Go through the listing and copy every line word for word.

▸ ENTRIES SUPPLIED:
--- Start ---

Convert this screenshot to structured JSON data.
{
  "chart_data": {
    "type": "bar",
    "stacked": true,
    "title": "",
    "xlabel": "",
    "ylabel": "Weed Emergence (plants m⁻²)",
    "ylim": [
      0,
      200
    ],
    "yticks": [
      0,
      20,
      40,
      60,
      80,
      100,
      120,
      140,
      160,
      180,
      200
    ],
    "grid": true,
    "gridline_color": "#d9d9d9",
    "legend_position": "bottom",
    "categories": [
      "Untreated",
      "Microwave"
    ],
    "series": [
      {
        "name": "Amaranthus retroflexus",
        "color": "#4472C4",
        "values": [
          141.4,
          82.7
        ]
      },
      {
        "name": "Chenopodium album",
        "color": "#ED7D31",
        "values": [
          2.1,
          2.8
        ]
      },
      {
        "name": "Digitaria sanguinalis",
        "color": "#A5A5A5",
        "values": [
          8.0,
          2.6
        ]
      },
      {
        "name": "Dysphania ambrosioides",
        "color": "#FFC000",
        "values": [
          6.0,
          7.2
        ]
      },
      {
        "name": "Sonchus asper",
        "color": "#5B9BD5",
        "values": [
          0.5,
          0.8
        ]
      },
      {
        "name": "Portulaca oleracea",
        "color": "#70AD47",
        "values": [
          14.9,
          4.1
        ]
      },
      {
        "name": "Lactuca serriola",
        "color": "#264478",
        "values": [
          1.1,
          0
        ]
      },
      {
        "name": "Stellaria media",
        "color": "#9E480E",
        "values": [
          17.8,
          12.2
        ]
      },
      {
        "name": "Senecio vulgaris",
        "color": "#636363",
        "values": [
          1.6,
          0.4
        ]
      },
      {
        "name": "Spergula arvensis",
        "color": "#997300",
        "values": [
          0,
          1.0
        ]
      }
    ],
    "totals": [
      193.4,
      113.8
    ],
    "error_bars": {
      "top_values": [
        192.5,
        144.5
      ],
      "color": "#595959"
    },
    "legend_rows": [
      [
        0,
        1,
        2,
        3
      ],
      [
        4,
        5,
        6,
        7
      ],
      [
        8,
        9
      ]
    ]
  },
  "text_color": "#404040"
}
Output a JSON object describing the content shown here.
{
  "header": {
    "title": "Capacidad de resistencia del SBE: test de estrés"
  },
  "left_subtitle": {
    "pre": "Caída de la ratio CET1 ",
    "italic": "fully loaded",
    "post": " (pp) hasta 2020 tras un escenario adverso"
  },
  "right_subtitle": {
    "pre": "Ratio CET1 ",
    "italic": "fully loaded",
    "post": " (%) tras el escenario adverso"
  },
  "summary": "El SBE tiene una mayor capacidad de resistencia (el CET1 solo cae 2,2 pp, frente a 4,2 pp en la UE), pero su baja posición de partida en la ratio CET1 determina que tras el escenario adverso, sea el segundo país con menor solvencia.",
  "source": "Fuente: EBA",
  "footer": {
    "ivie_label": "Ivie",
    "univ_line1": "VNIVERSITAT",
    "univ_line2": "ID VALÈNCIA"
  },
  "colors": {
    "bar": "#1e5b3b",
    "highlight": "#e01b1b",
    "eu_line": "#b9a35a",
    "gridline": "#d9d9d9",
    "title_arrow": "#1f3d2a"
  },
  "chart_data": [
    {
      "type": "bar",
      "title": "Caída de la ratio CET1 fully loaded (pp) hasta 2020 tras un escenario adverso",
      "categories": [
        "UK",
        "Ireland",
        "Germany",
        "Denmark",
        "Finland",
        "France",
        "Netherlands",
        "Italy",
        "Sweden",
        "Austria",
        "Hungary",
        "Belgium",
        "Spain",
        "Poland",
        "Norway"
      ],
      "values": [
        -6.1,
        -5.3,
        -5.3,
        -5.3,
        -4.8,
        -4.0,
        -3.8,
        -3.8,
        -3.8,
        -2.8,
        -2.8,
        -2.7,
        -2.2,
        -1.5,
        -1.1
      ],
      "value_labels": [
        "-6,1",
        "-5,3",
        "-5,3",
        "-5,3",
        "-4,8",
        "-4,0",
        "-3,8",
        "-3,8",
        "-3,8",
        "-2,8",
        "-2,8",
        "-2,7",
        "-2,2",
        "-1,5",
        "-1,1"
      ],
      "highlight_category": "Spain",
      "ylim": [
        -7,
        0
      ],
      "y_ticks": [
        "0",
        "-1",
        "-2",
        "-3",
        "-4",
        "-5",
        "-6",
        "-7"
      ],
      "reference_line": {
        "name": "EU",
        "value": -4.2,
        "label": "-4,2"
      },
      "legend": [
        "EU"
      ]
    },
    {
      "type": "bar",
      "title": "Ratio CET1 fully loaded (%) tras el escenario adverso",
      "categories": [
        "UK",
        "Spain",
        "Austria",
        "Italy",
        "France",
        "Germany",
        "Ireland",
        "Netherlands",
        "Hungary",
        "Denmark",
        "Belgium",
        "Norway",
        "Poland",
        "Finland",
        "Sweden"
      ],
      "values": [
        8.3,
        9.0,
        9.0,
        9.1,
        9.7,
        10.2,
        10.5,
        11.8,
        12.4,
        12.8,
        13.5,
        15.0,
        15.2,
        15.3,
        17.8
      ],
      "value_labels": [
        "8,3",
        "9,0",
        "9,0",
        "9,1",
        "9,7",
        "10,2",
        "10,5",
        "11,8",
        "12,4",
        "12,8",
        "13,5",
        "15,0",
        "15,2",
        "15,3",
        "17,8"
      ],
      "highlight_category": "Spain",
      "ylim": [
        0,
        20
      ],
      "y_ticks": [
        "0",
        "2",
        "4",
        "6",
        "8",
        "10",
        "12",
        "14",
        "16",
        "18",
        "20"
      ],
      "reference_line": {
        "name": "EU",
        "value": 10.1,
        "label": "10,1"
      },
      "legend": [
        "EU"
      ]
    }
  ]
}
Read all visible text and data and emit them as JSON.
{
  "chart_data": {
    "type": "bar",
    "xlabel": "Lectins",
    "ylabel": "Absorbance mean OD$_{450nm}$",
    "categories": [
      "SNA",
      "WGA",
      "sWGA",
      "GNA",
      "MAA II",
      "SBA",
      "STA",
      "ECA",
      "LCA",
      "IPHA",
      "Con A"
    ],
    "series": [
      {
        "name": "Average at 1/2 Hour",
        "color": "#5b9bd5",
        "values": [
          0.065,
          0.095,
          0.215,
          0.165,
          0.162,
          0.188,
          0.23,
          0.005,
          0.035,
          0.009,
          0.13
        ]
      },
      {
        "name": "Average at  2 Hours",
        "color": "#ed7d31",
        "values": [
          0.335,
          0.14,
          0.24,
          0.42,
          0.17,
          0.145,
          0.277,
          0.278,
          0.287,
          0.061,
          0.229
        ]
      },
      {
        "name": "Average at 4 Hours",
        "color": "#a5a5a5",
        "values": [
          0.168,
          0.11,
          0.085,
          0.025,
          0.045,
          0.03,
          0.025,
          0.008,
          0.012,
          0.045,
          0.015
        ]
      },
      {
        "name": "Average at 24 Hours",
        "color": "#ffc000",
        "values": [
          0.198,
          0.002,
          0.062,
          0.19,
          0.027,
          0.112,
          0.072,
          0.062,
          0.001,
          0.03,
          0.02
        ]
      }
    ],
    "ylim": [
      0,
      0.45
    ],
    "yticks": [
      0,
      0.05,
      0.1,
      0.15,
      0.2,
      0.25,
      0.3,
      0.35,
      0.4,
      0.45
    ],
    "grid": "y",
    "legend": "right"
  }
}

--- End ---

▸ ANSWER:
Convert this screenshot to structured JSON data.
{
  "chart_data": {
    "type": "bar",
    "stacked": true,
    "title": "",
    "xlabel": "",
    "ylabel": "Weed Emergence (plants m⁻²)",
    "ylim": [
      0,
      200
    ],
    "yticks": [
      0,
      20,
      40,
      60,
      80,
      100,
      120,
      140,
      160,
      180,
      200
    ],
    "grid": true,
    "gridline_color": "#d9d9d9",
    "legend_position": "bottom",
    "categories": [
      "Untreated",
      "Microwave"
    ],
    "series": [
      {
        "name": "Amaranthus retroflexus",
        "color": "#4472C4",
        "values": [
          141.4,
          82.7
        ]
      },
      {
        "name": "Chenopodium album",
        "color": "#ED7D31",
        "values": [
          2.1,
          2.8
        ]
      },
      {
        "name": "Digitaria sanguinalis",
        "color": "#A5A5A5",
        "values": [
          8.0,
          2.6
        ]
      },
      {
        "name": "Dysphania ambrosioides",
        "color": "#FFC000",
        "values": [
          6.0,
          7.2
        ]
      },
      {
        "name": "Sonchus asper",
        "color": "#5B9BD5",
        "values": [
          0.5,
          0.8
        ]
      },
      {
        "name": "Portulaca oleracea",
        "color": "#70AD47",
        "values": [
          14.9,
          4.1
        ]
      },
      {
        "name": "Lactuca serriola",
        "color": "#264478",
        "values": [
          1.1,
          0
        ]
      },
      {
        "name": "Stellaria media",
        "color": "#9E480E",
        "values": [
          17.8,
          12.2
        ]
      },
      {
        "name": "Senecio vulgaris",
        "color": "#636363",
        "values": [
          1.6,
          0.4
        ]
      },
      {
        "name": "Spergula arvensis",
        "color": "#997300",
        "values": [
          0,
          1.0
        ]
      }
    ],
    "totals": [
      193.4,
      113.8
    ],
    "error_bars": {
      "top_values": [
        192.5,
        144.5
      ],
      "color": "#595959"
    },
    "legend_rows": [
      [
        0,
        1,
        2,
        3
      ],
      [
        4,
        5,
        6,
        7
      ],
      [
        8,
        9
      ]
    ]
  },
  "text_color": "#404040"
}
Output a JSON object describing the content shown here.
{
  "header": {
    "title": "Capacidad de resistencia del SBE: test de estrés"
  },
  "left_subtitle": {
    "pre": "Caída de la ratio CET1 ",
    "italic": "fully loaded",
    "post": " (pp) hasta 2020 tras un escenario adverso"
  },
  "right_subtitle": {
    "pre": "Ratio CET1 ",
    "italic": "fully loaded",
    "post": " (%) tras el escenario adverso"
  },
  "summary": "El SBE tiene una mayor capacidad de resistencia (el CET1 solo cae 2,2 pp, frente a 4,2 pp en la UE), pero su baja posición de partida en la ratio CET1 determina que tras el escenario adverso, sea el segundo país con menor solvencia.",
  "source": "Fuente: EBA",
  "footer": {
    "ivie_label": "Ivie",
    "univ_line1": "VNIVERSITAT",
    "univ_line2": "ID VALÈNCIA"
  },
  "colors": {
    "bar": "#1e5b3b",
    "highlight": "#e01b1b",
    "eu_line": "#b9a35a",
    "gridline": "#d9d9d9",
    "title_arrow": "#1f3d2a"
  },
  "chart_data": [
    {
      "type": "bar",
      "title": "Caída de la ratio CET1 fully loaded (pp) hasta 2020 tras un escenario adverso",
      "categories": [
        "UK",
        "Ireland",
        "Germany",
        "Denmark",
        "Finland",
        "France",
        "Netherlands",
        "Italy",
        "Sweden",
        "Austria",
        "Hungary",
        "Belgium",
        "Spain",
        "Poland",
        "Norway"
      ],
      "values": [
        -6.1,
        -5.3,
        -5.3,
        -5.3,
        -4.8,
        -4.0,
        -3.8,
        -3.8,
        -3.8,
        -2.8,
        -2.8,
        -2.7,
        -2.2,
        -1.5,
        -1.1
      ],
      "value_labels": [
        "-6,1",
        "-5,3",
        "-5,3",
        "-5,3",
        "-4,8",
        "-4,0",
        "-3,8",
        "-3,8",
        "-3,8",
        "-2,8",
        "-2,8",
        "-2,7",
        "-2,2",
        "-1,5",
        "-1,1"
      ],
      "highlight_category": "Spain",
      "ylim": [
        -7,
        0
      ],
      "y_ticks": [
        "0",
        "-1",
        "-2",
        "-3",
        "-4",
        "-5",
        "-6",
        "-7"
      ],
      "reference_line": {
        "name": "EU",
        "value": -4.2,
        "label": "-4,2"
      },
      "legend": [
        "EU"
      ]
    },
    {
      "type": "bar",
      "title": "Ratio CET1 fully loaded (%) tras el escenario adverso",
      "categories": [
        "UK",
        "Spain",
        "Austria",
        "Italy",
        "France",
        "Germany",
        "Ireland",
        "Netherlands",
        "Hungary",
        "Denmark",
        "Belgium",
        "Norway",
        "Poland",
        "Finland",
        "Sweden"
      ],
      "values": [
        8.3,
        9.0,
        9.0,
        9.1,
        9.7,
        10.2,
        10.5,
        11.8,
        12.4,
        12.8,
        13.5,
        15.0,
        15.2,
        15.3,
        17.8
      ],
      "value_labels": [
        "8,3",
        "9,0",
        "9,0",
        "9,1",
        "9,7",
        "10,2",
        "10,5",
        "11,8",
        "12,4",
        "12,8",
        "13,5",
        "15,0",
        "15,2",
        "15,3",
        "17,8"
      ],
      "highlight_category": "Spain",
      "ylim": [
        0,
        20
      ],
      "y_ticks": [
        "0",
        "2",
        "4",
        "6",
        "8",
        "10",
        "12",
        "14",
        "16",
        "18",
        "20"
      ],
      "reference_line": {
        "name": "EU",
        "value": 10.1,
        "label": "10,1"
      },
      "legend": [
        "EU"
      ]
    }
  ]
}
Read all visible text and data and emit them as JSON.
{
  "chart_data": {
    "type": "bar",
    "xlabel": "Lectins",
    "ylabel": "Absorbance mean OD$_{450nm}$",
    "categories": [
      "SNA",
      "WGA",
      "sWGA",
      "GNA",
      "MAA II",
      "SBA",
      "STA",
      "ECA",
      "LCA",
      "IPHA",
      "Con A"
    ],
    "series": [
      {
        "name": "Average at 1/2 Hour",
        "color": "#5b9bd5",
        "values": [
          0.065,
          0.095,
          0.215,
          0.165,
          0.162,
          0.188,
          0.23,
          0.005,
          0.035,
          0.009,
          0.13
        ]
      },
      {
        "name": "Average at  2 Hours",
        "color": "#ed7d31",
        "values": [
          0.335,
          0.14,
          0.24,
          0.42,
          0.17,
          0.145,
          0.277,
          0.278,
          0.287,
          0.061,
          0.229
        ]
      },
      {
        "name": "Average at 4 Hours",
        "color": "#a5a5a5",
        "values": [
          0.168,
          0.11,
          0.085,
          0.025,
          0.045,
          0.03,
          0.025,
          0.008,
          0.012,
          0.045,
          0.015
        ]
      },
      {
        "name": "Average at 24 Hours",
        "color": "#ffc000",
        "values": [
          0.198,
          0.002,
          0.062,
          0.19,
          0.027,
          0.112,
          0.072,
          0.062,
          0.001,
          0.03,
          0.02
        ]
      }
    ],
    "ylim": [
      0,
      0.45
    ],
    "yticks": [
      0,
      0.05,
      0.1,
      0.15,
      0.2,
      0.25,
      0.3,
      0.35,
      0.4,
      0.45
    ],
    "grid": "y",
    "legend": "right"
  }
}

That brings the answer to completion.